-------- Data records

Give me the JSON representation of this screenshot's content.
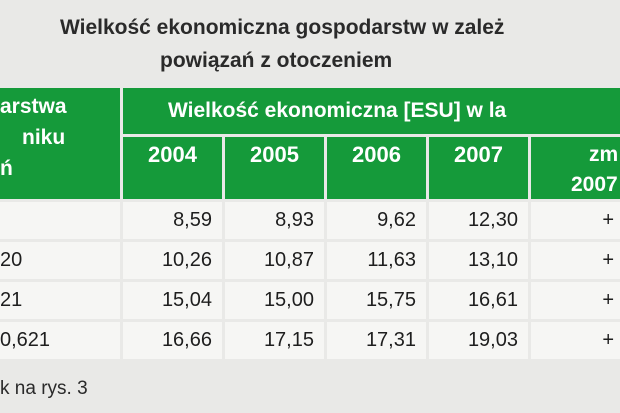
{
  "title": {
    "line1": "Wielkość ekonomiczna gospodarstw w zależ",
    "line2": "powiązań z otoczeniem"
  },
  "table": {
    "left_header": [
      "arstwa",
      "niku",
      "ń"
    ],
    "group_header": "Wielkość ekonomiczna [ESU] w la",
    "years": [
      "2004",
      "2005",
      "2006",
      "2007"
    ],
    "change_header": [
      "zm",
      "2007"
    ],
    "rows": [
      {
        "label": "",
        "values": [
          "8,59",
          "8,93",
          "9,62",
          "12,30"
        ],
        "change": "+"
      },
      {
        "label": "20",
        "values": [
          "10,26",
          "10,87",
          "11,63",
          "13,10"
        ],
        "change": "+"
      },
      {
        "label": "21",
        "values": [
          "15,04",
          "15,00",
          "15,75",
          "16,61"
        ],
        "change": "+"
      },
      {
        "label": "0,621",
        "values": [
          "16,66",
          "17,15",
          "17,31",
          "19,03"
        ],
        "change": "+"
      }
    ]
  },
  "note": "k na rys. 3"
}
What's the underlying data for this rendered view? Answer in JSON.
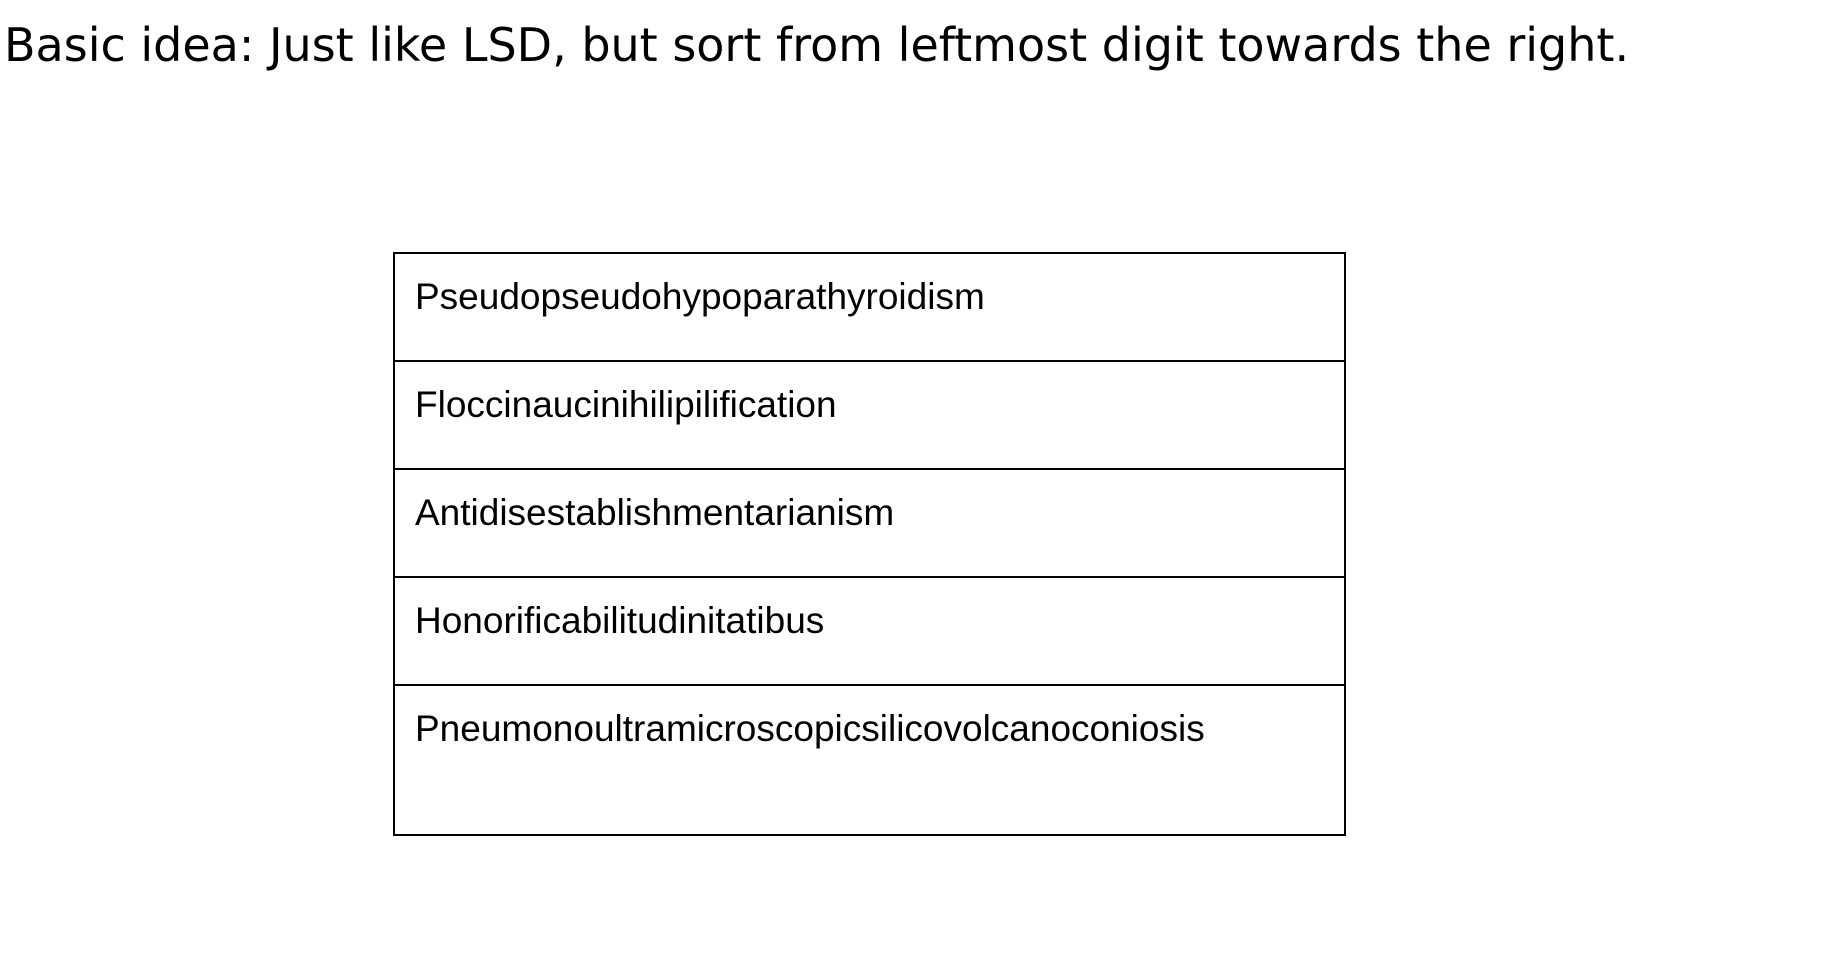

----------------

Your task
From the entries above, collect every line with the string "this" in it.

Solution to the problem
Give me the JSON representation of this screenshot's content.
What's the underlying data for this rendered view? Answer in JSON.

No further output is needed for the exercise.